══ DATA TO EXAMINE ══
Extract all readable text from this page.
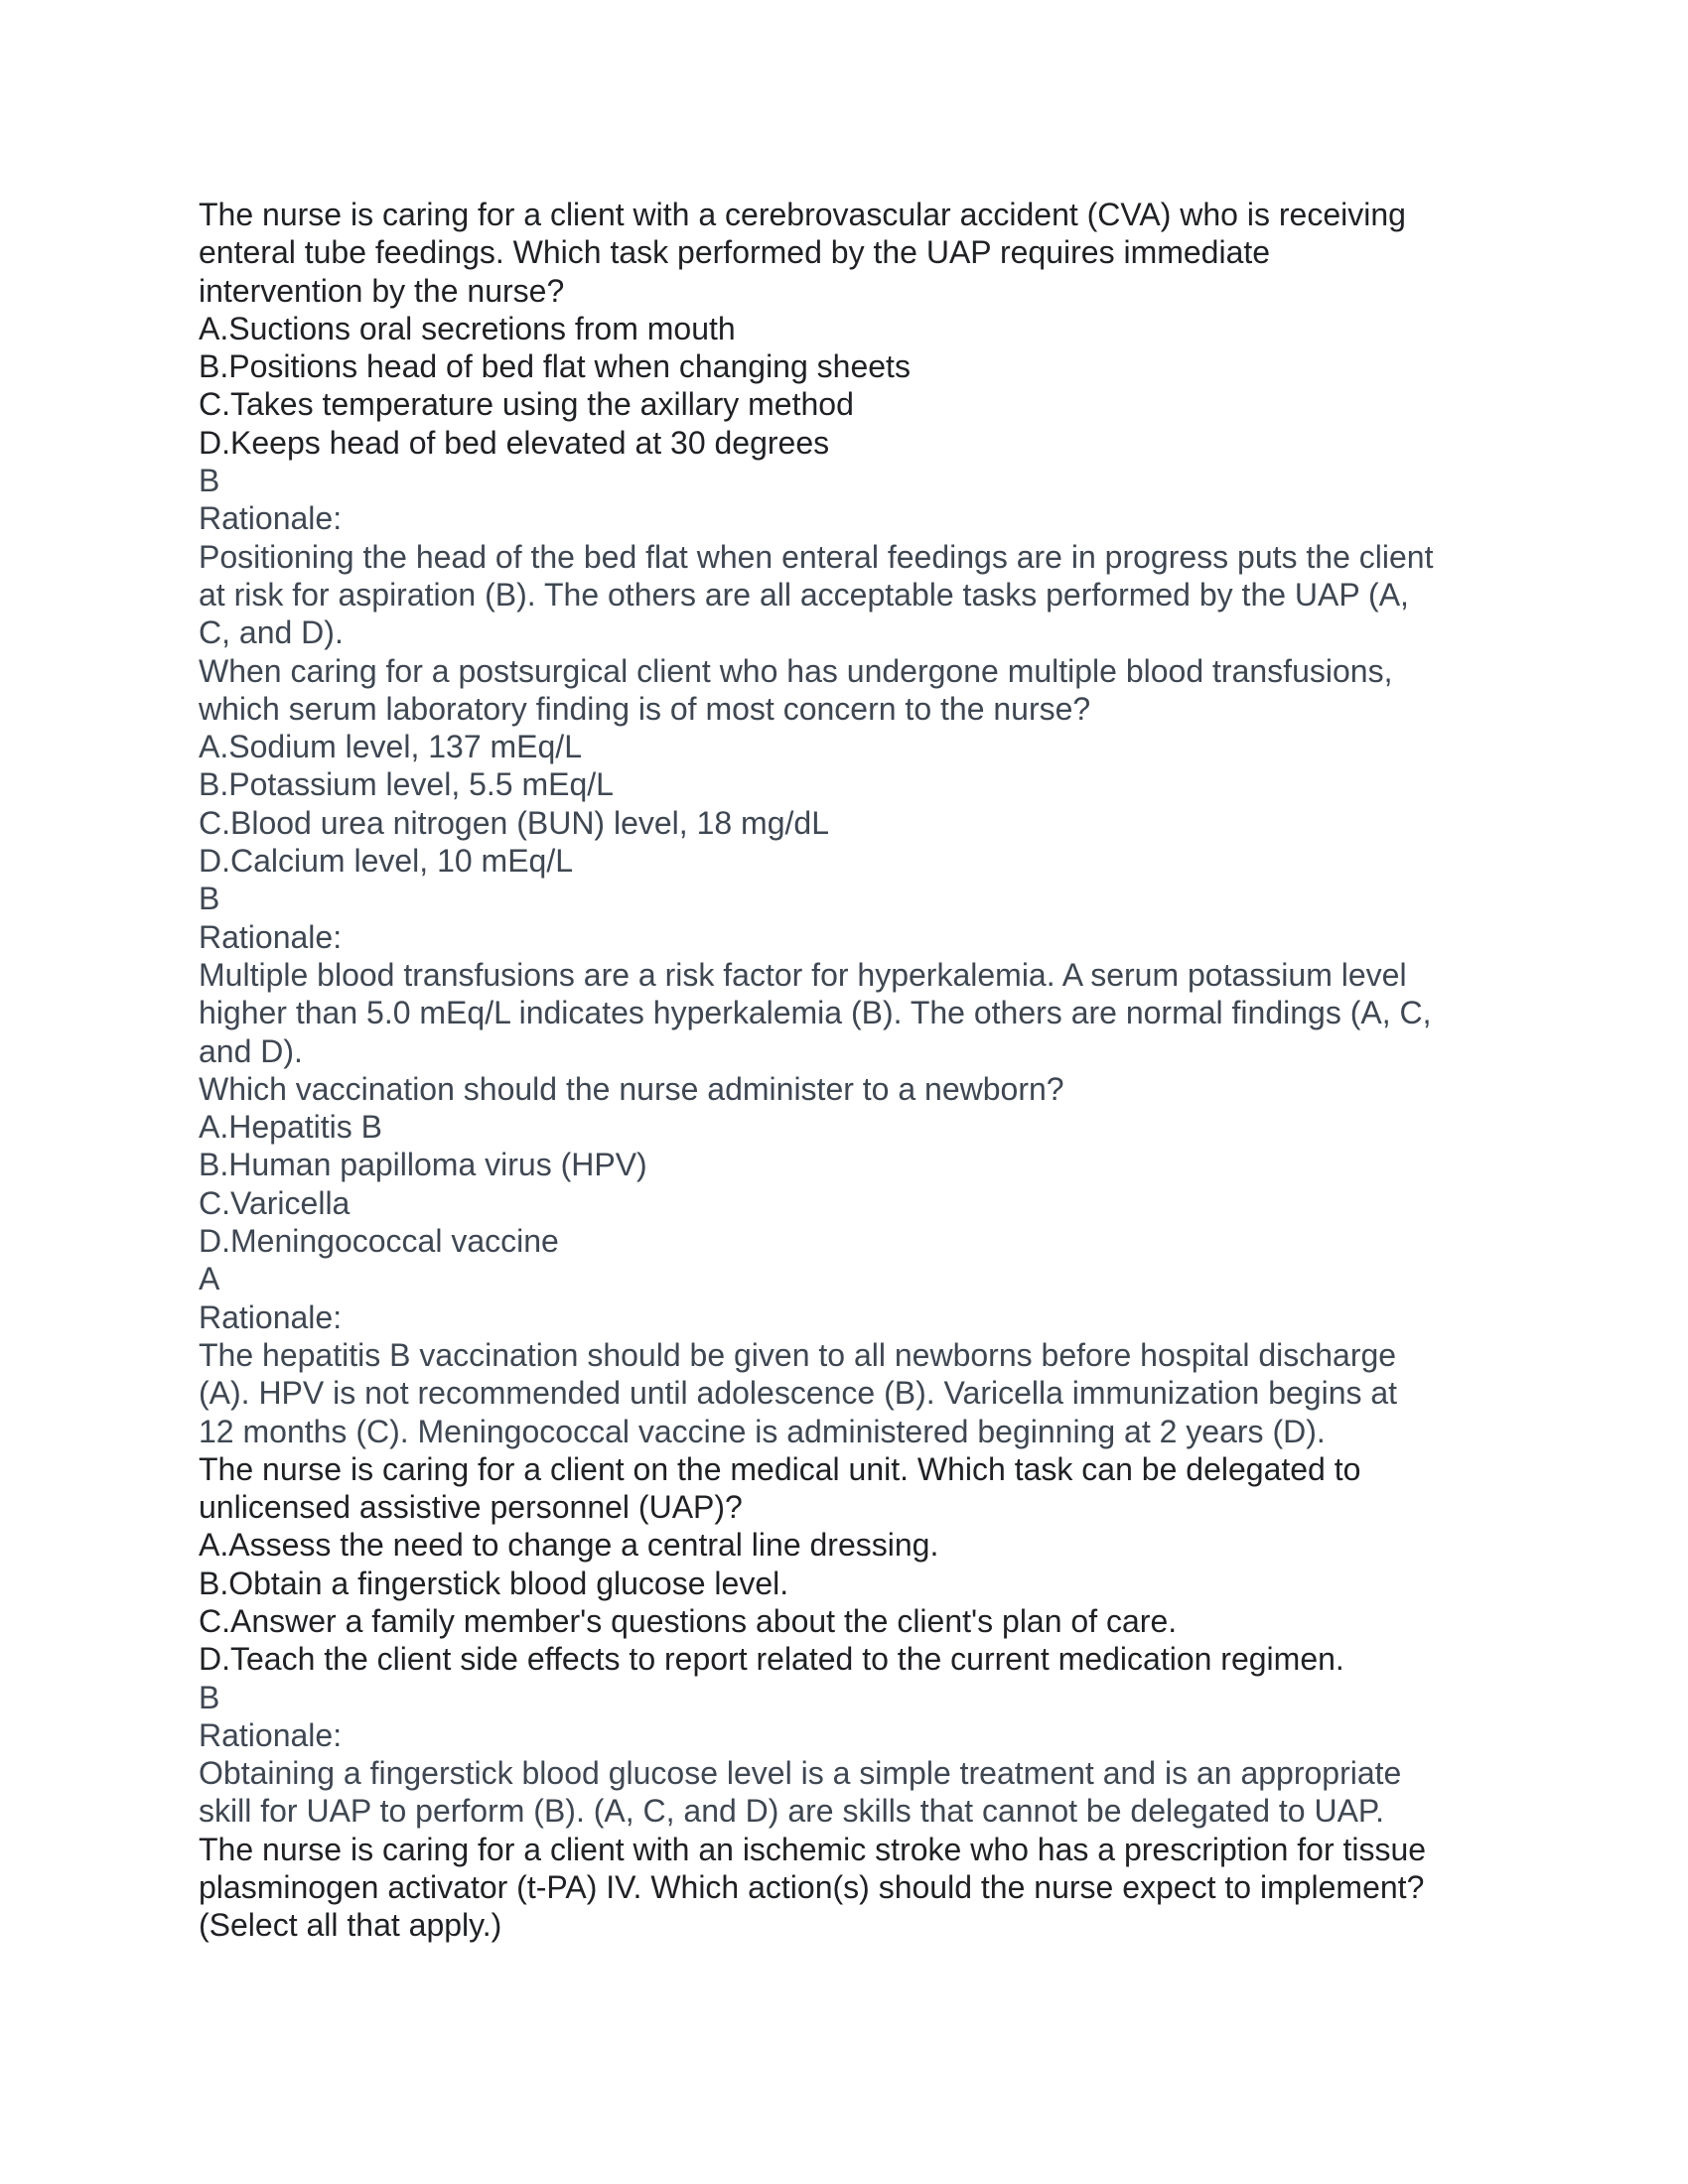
The nurse is caring for a client with a cerebrovascular accident (CVA) who is receiving
enteral tube feedings. Which task performed by the UAP requires immediate
intervention by the nurse?
A.Suctions oral secretions from mouth
B.Positions head of bed flat when changing sheets
C.Takes temperature using the axillary method
D.Keeps head of bed elevated at 30 degrees
B
Rationale:
Positioning the head of the bed flat when enteral feedings are in progress puts the client
at risk for aspiration (B). The others are all acceptable tasks performed by the UAP (A,
C, and D).
When caring for a postsurgical client who has undergone multiple blood transfusions,
which serum laboratory finding is of most concern to the nurse?
A.Sodium level, 137 mEq/L
B.Potassium level, 5.5 mEq/L
C.Blood urea nitrogen (BUN) level, 18 mg/dL
D.Calcium level, 10 mEq/L
B
Rationale:
Multiple blood transfusions are a risk factor for hyperkalemia. A serum potassium level
higher than 5.0 mEq/L indicates hyperkalemia (B). The others are normal findings (A, C,
and D).
Which vaccination should the nurse administer to a newborn?
A.Hepatitis B
B.Human papilloma virus (HPV)
C.Varicella
D.Meningococcal vaccine
A
Rationale:
The hepatitis B vaccination should be given to all newborns before hospital discharge
(A). HPV is not recommended until adolescence (B). Varicella immunization begins at
12 months (C). Meningococcal vaccine is administered beginning at 2 years (D).
The nurse is caring for a client on the medical unit. Which task can be delegated to
unlicensed assistive personnel (UAP)?
A.Assess the need to change a central line dressing.
B.Obtain a fingerstick blood glucose level.
C.Answer a family member's questions about the client's plan of care.
D.Teach the client side effects to report related to the current medication regimen.
B
Rationale:
Obtaining a fingerstick blood glucose level is a simple treatment and is an appropriate
skill for UAP to perform (B). (A, C, and D) are skills that cannot be delegated to UAP.
The nurse is caring for a client with an ischemic stroke who has a prescription for tissue
plasminogen activator (t-PA) IV. Which action(s) should the nurse expect to implement?
(Select all that apply.)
═══
▶ **WORK ITEM**:
An exact copy of the entries, without any pictures, is what the answer should be.

▶ **WRITTEN ANSWER**:
Extract all readable text from this page.
The nurse is caring for a client with a cerebrovascular accident (CVA) who is receiving
enteral tube feedings. Which task performed by the UAP requires immediate
intervention by the nurse?
A.Suctions oral secretions from mouth
B.Positions head of bed flat when changing sheets
C.Takes temperature using the axillary method
D.Keeps head of bed elevated at 30 degrees
B
Rationale:
Positioning the head of the bed flat when enteral feedings are in progress puts the client
at risk for aspiration (B). The others are all acceptable tasks performed by the UAP (A,
C, and D).
When caring for a postsurgical client who has undergone multiple blood transfusions,
which serum laboratory finding is of most concern to the nurse?
A.Sodium level, 137 mEq/L
B.Potassium level, 5.5 mEq/L
C.Blood urea nitrogen (BUN) level, 18 mg/dL
D.Calcium level, 10 mEq/L
B
Rationale:
Multiple blood transfusions are a risk factor for hyperkalemia. A serum potassium level
higher than 5.0 mEq/L indicates hyperkalemia (B). The others are normal findings (A, C,
and D).
Which vaccination should the nurse administer to a newborn?
A.Hepatitis B
B.Human papilloma virus (HPV)
C.Varicella
D.Meningococcal vaccine
A
Rationale:
The hepatitis B vaccination should be given to all newborns before hospital discharge
(A). HPV is not recommended until adolescence (B). Varicella immunization begins at
12 months (C). Meningococcal vaccine is administered beginning at 2 years (D).
The nurse is caring for a client on the medical unit. Which task can be delegated to
unlicensed assistive personnel (UAP)?
A.Assess the need to change a central line dressing.
B.Obtain a fingerstick blood glucose level.
C.Answer a family member's questions about the client's plan of care.
D.Teach the client side effects to report related to the current medication regimen.
B
Rationale:
Obtaining a fingerstick blood glucose level is a simple treatment and is an appropriate
skill for UAP to perform (B). (A, C, and D) are skills that cannot be delegated to UAP.
The nurse is caring for a client with an ischemic stroke who has a prescription for tissue
plasminogen activator (t-PA) IV. Which action(s) should the nurse expect to implement?
(Select all that apply.)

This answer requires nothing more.